REQUEST:
Find the lines containing the word "Receive" and copy every one of them.

Data entries
□ □ □

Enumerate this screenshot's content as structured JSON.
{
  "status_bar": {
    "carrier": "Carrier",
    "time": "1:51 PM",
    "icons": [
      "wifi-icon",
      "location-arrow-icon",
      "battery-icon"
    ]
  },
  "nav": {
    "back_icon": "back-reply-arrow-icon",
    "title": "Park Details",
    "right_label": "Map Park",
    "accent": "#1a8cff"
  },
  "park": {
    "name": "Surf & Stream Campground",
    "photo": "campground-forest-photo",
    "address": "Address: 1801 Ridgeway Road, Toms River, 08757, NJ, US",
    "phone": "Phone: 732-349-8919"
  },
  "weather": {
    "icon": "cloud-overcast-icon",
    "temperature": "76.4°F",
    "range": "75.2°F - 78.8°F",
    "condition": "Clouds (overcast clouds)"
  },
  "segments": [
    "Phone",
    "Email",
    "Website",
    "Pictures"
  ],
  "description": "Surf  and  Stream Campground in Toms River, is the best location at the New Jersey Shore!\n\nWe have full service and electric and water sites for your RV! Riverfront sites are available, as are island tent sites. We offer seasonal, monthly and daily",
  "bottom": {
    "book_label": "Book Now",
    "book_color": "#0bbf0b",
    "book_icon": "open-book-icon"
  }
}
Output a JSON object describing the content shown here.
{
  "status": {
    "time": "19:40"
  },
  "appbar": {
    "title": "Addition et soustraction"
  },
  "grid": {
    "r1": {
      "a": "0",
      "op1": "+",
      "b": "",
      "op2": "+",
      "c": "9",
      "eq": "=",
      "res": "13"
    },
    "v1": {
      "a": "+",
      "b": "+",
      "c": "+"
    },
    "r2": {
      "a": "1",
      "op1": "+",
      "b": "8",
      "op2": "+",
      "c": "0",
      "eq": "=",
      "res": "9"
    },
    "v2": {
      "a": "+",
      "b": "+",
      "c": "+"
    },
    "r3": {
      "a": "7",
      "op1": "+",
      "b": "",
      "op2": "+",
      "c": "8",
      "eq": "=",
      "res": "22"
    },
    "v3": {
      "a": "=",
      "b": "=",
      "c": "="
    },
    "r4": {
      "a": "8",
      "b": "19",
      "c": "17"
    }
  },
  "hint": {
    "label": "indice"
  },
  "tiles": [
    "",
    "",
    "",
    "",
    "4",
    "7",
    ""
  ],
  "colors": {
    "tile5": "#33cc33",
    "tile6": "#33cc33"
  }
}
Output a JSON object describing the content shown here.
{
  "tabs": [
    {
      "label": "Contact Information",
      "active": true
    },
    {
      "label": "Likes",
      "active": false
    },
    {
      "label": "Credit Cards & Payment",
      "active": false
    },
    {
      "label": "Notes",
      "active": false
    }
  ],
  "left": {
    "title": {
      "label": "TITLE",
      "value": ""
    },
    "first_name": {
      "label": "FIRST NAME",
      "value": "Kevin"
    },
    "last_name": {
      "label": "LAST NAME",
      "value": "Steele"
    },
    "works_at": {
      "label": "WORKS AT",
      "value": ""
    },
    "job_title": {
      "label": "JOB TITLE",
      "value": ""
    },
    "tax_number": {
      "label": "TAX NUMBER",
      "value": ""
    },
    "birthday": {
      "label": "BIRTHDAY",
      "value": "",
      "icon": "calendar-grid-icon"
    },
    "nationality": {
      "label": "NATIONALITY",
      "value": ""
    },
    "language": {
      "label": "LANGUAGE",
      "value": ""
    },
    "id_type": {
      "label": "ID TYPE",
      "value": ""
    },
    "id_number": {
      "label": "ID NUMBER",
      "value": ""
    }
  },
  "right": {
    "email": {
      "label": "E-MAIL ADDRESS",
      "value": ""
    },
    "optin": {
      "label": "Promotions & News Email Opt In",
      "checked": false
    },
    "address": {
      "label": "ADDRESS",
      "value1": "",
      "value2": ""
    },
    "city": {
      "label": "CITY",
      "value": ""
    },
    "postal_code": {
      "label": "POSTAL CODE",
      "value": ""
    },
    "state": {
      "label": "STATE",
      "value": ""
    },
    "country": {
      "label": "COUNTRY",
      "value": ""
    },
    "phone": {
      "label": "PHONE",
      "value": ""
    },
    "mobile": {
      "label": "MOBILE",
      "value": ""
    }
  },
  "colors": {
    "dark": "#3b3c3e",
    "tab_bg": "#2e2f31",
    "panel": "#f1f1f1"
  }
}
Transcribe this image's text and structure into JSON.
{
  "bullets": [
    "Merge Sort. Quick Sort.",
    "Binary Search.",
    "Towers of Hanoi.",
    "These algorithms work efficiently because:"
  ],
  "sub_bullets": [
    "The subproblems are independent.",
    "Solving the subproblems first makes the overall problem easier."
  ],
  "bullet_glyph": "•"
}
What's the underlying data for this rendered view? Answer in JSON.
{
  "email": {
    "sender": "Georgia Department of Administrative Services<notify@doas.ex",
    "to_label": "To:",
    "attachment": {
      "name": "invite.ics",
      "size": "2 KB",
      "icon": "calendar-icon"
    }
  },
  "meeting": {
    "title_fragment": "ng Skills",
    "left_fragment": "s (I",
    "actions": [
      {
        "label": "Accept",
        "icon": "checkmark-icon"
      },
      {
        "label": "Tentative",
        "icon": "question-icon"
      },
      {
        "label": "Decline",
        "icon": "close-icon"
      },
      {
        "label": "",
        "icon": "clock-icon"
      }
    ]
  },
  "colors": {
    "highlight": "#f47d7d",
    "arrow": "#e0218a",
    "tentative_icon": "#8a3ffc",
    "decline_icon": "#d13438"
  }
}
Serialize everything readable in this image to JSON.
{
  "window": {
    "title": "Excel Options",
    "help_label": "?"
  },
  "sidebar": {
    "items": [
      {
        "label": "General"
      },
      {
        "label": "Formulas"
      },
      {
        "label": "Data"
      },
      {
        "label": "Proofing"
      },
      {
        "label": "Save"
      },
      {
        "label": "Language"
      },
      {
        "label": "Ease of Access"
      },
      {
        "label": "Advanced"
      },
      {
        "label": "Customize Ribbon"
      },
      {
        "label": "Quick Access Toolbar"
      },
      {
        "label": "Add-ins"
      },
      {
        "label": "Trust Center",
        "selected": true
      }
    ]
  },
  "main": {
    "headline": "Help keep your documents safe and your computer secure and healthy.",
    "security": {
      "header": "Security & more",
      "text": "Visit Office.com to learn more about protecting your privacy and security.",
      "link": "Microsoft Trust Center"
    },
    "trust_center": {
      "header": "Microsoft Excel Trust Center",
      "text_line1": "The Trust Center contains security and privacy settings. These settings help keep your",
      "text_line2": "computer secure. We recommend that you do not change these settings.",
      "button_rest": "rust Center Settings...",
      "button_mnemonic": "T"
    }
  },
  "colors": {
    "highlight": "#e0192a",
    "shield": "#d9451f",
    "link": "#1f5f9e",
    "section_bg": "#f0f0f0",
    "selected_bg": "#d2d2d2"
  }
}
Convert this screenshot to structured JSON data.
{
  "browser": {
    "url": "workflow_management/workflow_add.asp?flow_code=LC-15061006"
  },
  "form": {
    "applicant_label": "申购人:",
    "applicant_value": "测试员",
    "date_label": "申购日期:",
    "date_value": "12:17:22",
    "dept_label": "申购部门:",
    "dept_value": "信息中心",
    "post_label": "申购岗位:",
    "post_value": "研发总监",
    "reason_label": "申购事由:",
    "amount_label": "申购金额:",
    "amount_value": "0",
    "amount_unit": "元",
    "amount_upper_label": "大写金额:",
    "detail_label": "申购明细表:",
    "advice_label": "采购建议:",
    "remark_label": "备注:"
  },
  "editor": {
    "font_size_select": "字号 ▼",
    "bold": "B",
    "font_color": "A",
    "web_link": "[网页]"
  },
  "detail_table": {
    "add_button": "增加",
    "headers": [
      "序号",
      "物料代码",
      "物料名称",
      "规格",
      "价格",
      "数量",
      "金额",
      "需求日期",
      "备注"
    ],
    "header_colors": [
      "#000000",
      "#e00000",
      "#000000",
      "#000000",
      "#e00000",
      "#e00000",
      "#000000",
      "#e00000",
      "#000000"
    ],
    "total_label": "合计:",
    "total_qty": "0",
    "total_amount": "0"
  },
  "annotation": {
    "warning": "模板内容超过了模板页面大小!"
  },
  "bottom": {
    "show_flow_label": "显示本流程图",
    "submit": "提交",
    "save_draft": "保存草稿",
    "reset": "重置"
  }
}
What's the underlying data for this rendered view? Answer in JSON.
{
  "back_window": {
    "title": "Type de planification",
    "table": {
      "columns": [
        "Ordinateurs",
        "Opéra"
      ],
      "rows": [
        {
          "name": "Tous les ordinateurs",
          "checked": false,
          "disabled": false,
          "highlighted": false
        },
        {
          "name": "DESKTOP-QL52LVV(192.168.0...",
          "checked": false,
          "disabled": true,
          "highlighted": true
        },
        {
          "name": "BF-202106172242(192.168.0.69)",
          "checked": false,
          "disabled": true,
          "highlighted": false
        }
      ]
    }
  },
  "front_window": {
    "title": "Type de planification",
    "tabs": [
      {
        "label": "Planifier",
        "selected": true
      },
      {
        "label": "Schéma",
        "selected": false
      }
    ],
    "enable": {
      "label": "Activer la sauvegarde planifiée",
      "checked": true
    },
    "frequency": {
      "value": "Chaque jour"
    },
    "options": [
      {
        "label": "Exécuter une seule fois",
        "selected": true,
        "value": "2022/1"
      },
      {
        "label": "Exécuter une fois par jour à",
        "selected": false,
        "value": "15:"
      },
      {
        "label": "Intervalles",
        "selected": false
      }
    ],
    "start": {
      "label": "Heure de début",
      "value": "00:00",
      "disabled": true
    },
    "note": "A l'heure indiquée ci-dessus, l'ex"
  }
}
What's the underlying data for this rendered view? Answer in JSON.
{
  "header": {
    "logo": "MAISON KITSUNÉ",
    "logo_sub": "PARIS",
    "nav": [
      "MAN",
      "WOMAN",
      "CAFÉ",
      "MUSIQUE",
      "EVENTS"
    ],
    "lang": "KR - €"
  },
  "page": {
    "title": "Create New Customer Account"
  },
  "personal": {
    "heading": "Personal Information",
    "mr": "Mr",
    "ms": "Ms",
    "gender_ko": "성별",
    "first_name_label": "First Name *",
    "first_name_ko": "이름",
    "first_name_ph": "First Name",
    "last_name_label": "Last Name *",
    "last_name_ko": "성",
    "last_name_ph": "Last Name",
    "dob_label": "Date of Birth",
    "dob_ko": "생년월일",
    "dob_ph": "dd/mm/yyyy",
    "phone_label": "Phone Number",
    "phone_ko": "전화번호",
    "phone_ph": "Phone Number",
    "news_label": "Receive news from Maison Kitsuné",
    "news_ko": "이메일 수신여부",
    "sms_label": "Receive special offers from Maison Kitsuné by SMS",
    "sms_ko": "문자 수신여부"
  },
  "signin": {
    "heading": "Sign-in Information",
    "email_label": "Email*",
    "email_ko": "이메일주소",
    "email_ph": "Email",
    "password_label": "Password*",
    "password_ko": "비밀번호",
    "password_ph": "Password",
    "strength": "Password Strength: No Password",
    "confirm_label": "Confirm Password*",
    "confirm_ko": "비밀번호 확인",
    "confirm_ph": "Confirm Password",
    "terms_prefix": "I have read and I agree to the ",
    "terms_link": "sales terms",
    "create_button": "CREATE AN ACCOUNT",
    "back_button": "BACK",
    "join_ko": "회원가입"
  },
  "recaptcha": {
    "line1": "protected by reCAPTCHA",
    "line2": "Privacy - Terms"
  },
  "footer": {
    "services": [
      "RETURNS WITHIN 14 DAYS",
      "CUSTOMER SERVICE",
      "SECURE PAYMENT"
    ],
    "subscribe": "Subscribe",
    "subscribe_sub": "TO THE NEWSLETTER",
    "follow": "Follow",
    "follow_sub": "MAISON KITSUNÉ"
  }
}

□ □ □

SOLUTION TO THIS PROBLEM:
    "news_label": "Receive news from Maison Kitsuné",
    "sms_label": "Receive special offers from Maison Kitsuné by SMS",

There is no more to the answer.